▶ [Records for processing]:
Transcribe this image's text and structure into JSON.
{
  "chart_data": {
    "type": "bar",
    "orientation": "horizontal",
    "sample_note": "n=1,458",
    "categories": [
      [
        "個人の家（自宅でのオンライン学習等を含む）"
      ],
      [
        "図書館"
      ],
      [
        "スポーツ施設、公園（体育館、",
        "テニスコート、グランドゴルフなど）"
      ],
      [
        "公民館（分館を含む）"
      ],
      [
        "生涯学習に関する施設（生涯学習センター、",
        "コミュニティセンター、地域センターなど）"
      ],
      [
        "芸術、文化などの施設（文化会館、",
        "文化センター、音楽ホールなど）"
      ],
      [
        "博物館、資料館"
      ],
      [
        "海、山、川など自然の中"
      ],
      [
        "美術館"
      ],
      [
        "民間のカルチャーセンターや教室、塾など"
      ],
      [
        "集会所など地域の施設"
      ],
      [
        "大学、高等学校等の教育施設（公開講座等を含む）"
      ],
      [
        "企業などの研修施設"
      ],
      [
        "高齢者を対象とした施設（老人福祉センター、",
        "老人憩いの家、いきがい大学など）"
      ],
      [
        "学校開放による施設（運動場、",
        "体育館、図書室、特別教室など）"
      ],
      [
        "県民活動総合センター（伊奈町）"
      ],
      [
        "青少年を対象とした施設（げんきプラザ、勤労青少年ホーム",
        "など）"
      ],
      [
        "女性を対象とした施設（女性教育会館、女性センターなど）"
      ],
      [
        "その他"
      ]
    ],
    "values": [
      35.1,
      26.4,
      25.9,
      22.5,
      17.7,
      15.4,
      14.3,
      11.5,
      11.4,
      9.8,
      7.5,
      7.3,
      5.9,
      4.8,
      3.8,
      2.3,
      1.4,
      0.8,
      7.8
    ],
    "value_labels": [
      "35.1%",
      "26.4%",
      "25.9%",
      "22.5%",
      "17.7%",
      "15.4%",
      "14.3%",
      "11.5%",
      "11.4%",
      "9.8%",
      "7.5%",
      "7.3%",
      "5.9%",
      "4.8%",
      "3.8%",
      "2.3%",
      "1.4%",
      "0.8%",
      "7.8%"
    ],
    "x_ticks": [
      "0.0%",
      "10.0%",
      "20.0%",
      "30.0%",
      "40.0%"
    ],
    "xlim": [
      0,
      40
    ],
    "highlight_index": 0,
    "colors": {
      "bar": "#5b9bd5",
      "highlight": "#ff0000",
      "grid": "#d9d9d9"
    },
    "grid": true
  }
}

▶ [What is asked]: The records above should be restated word for word, please.

▶ [Task result]:
Transcribe this image's text and structure into JSON.
{
  "chart_data": {
    "type": "bar",
    "orientation": "horizontal",
    "sample_note": "n=1,458",
    "categories": [
      [
        "個人の家（自宅でのオンライン学習等を含む）"
      ],
      [
        "図書館"
      ],
      [
        "スポーツ施設、公園（体育館、",
        "テニスコート、グランドゴルフなど）"
      ],
      [
        "公民館（分館を含む）"
      ],
      [
        "生涯学習に関する施設（生涯学習センター、",
        "コミュニティセンター、地域センターなど）"
      ],
      [
        "芸術、文化などの施設（文化会館、",
        "文化センター、音楽ホールなど）"
      ],
      [
        "博物館、資料館"
      ],
      [
        "海、山、川など自然の中"
      ],
      [
        "美術館"
      ],
      [
        "民間のカルチャーセンターや教室、塾など"
      ],
      [
        "集会所など地域の施設"
      ],
      [
        "大学、高等学校等の教育施設（公開講座等を含む）"
      ],
      [
        "企業などの研修施設"
      ],
      [
        "高齢者を対象とした施設（老人福祉センター、",
        "老人憩いの家、いきがい大学など）"
      ],
      [
        "学校開放による施設（運動場、",
        "体育館、図書室、特別教室など）"
      ],
      [
        "県民活動総合センター（伊奈町）"
      ],
      [
        "青少年を対象とした施設（げんきプラザ、勤労青少年ホーム",
        "など）"
      ],
      [
        "女性を対象とした施設（女性教育会館、女性センターなど）"
      ],
      [
        "その他"
      ]
    ],
    "values": [
      35.1,
      26.4,
      25.9,
      22.5,
      17.7,
      15.4,
      14.3,
      11.5,
      11.4,
      9.8,
      7.5,
      7.3,
      5.9,
      4.8,
      3.8,
      2.3,
      1.4,
      0.8,
      7.8
    ],
    "value_labels": [
      "35.1%",
      "26.4%",
      "25.9%",
      "22.5%",
      "17.7%",
      "15.4%",
      "14.3%",
      "11.5%",
      "11.4%",
      "9.8%",
      "7.5%",
      "7.3%",
      "5.9%",
      "4.8%",
      "3.8%",
      "2.3%",
      "1.4%",
      "0.8%",
      "7.8%"
    ],
    "x_ticks": [
      "0.0%",
      "10.0%",
      "20.0%",
      "30.0%",
      "40.0%"
    ],
    "xlim": [
      0,
      40
    ],
    "highlight_index": 0,
    "colors": {
      "bar": "#5b9bd5",
      "highlight": "#ff0000",
      "grid": "#d9d9d9"
    },
    "grid": true
  }
}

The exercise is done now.